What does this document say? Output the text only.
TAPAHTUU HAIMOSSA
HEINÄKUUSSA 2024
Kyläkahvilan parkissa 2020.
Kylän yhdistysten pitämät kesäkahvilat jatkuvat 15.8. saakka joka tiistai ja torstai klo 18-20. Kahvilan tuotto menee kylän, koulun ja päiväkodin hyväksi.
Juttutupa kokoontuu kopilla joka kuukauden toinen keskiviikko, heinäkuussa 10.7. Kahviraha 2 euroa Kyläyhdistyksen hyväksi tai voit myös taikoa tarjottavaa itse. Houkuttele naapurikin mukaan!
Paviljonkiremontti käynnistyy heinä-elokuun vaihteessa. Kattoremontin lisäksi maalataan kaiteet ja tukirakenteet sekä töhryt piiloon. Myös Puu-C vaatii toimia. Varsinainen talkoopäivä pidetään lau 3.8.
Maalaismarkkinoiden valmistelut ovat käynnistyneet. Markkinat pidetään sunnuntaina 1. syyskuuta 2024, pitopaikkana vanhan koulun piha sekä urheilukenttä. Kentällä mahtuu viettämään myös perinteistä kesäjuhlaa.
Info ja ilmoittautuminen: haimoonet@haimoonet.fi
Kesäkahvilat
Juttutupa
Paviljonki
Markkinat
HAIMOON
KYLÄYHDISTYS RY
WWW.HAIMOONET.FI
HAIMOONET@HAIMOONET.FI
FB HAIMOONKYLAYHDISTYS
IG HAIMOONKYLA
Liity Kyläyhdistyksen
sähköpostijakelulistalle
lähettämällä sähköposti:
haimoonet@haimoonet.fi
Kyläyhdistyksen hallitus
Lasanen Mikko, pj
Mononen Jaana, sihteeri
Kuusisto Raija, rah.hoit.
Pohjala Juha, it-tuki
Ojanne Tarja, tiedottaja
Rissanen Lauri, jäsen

....

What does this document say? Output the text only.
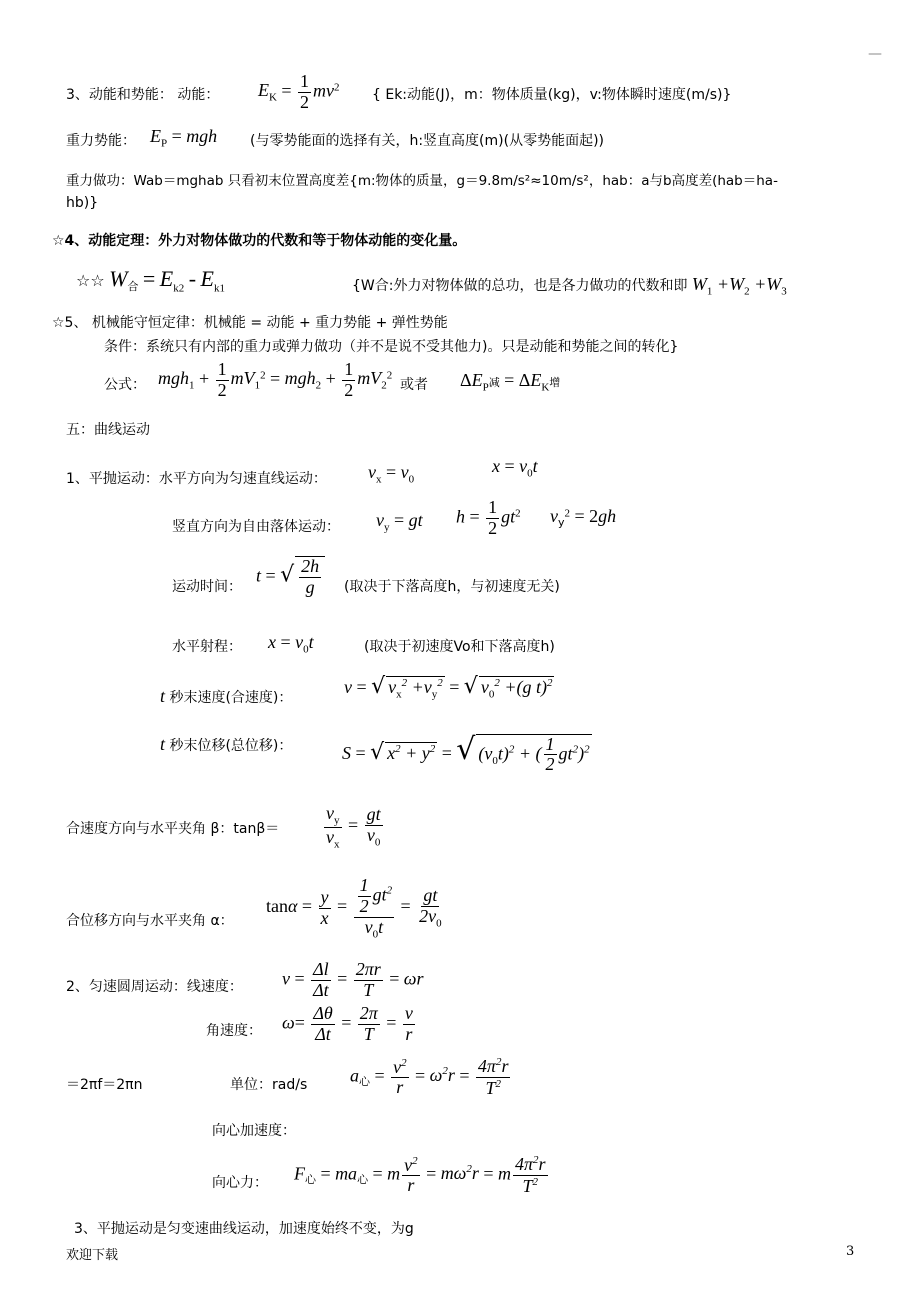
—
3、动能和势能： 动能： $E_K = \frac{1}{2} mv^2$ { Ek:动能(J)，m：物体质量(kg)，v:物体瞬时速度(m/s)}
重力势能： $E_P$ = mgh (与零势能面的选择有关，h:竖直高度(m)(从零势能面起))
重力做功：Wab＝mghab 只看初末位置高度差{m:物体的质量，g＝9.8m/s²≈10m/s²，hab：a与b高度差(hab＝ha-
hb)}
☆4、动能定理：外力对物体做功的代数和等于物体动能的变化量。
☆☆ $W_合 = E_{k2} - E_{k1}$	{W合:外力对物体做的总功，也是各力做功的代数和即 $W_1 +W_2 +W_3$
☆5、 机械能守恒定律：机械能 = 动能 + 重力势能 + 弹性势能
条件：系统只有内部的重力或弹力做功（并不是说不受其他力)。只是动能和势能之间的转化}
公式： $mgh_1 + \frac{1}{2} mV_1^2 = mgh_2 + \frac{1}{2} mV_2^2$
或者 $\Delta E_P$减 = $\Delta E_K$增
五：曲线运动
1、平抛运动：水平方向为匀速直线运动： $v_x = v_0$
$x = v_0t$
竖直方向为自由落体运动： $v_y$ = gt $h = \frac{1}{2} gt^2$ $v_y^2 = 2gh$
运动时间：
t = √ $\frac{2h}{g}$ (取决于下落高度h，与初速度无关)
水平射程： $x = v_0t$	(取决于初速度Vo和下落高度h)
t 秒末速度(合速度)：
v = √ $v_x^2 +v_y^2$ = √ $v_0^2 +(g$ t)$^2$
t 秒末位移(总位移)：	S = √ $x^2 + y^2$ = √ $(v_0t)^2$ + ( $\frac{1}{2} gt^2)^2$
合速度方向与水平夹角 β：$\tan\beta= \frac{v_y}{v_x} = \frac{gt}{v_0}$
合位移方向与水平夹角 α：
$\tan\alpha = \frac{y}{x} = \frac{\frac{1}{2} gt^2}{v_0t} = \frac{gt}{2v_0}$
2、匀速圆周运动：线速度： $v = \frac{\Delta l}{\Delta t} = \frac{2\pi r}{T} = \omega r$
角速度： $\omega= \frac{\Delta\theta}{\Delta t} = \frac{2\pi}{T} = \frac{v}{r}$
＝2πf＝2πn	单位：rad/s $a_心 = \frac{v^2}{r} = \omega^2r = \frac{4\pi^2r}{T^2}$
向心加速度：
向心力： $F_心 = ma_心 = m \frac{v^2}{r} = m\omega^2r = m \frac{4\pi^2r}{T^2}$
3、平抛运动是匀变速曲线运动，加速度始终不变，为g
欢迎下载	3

....

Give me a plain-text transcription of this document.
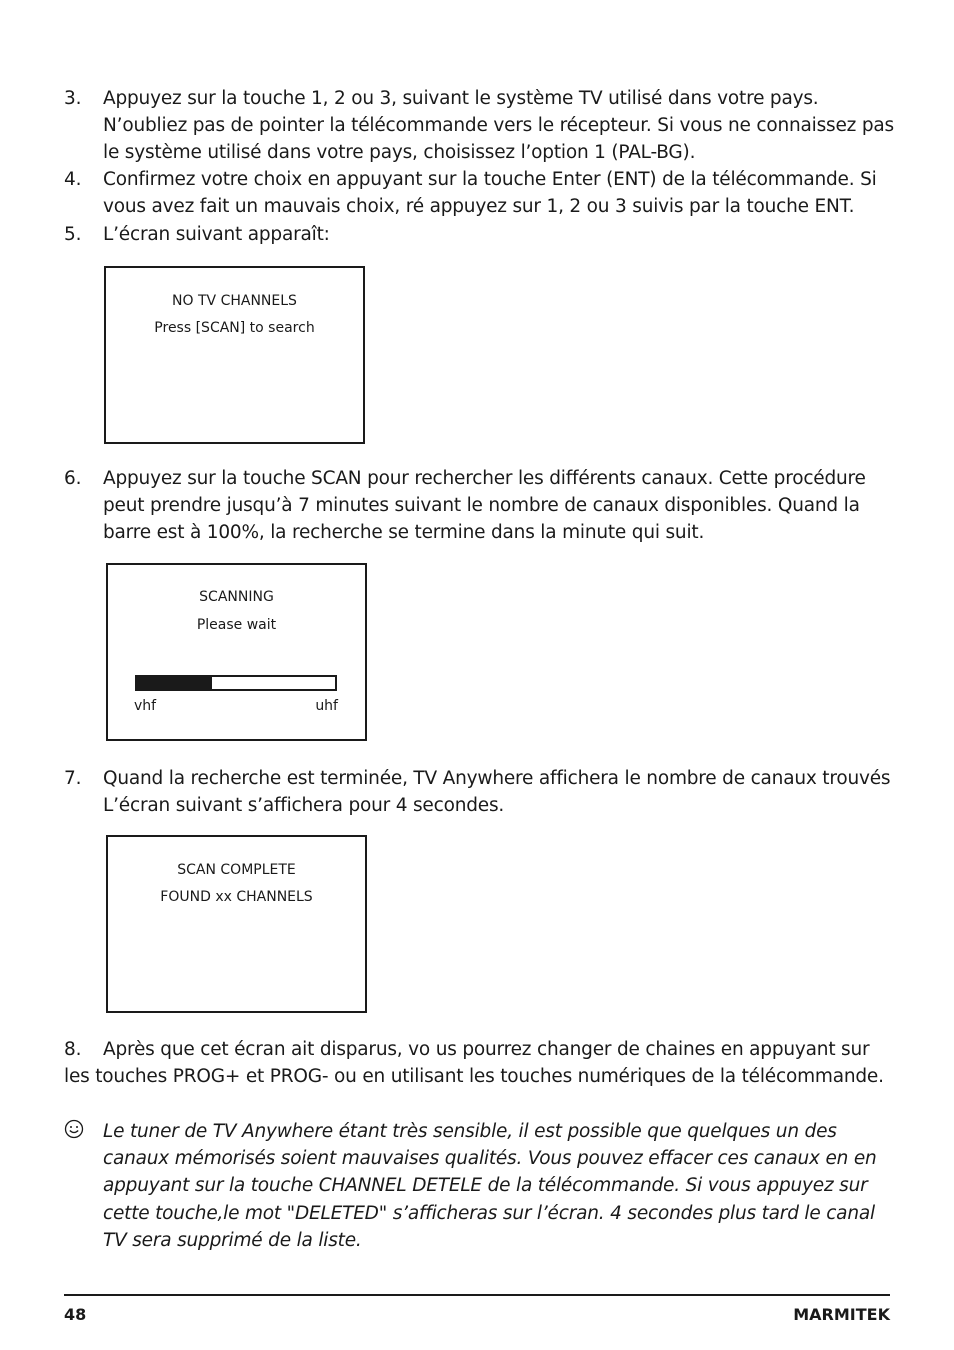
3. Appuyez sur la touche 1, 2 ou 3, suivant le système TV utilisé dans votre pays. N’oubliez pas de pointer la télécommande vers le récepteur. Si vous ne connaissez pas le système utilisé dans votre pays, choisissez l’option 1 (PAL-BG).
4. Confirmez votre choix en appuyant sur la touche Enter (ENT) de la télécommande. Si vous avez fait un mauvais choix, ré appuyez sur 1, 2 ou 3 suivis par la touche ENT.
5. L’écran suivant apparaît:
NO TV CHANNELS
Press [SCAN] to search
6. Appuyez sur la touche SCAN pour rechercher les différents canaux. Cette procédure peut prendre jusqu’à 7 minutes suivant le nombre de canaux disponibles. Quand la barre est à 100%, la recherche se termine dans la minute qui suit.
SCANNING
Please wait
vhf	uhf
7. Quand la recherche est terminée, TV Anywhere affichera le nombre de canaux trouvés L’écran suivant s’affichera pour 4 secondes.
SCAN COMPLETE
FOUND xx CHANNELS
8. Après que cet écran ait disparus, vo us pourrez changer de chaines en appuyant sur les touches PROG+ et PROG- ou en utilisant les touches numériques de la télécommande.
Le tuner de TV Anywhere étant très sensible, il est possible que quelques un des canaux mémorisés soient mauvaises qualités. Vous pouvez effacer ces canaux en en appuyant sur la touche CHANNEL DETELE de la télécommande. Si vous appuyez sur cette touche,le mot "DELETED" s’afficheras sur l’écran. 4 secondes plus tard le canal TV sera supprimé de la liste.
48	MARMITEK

....

### The exercise
Copy each line of the records above that carries the word "Quand".

### Solution to this task
6. Appuyez sur la touche SCAN pour rechercher les différents canaux. Cette procédure peut prendre jusqu’à 7 minutes suivant le nombre de canaux disponibles. Quand la barre est à 100%, la recherche se termine dans la minute qui suit.
7. Quand la recherche est terminée, TV Anywhere affichera le nombre de canaux trouvés L’écran suivant s’affichera pour 4 secondes.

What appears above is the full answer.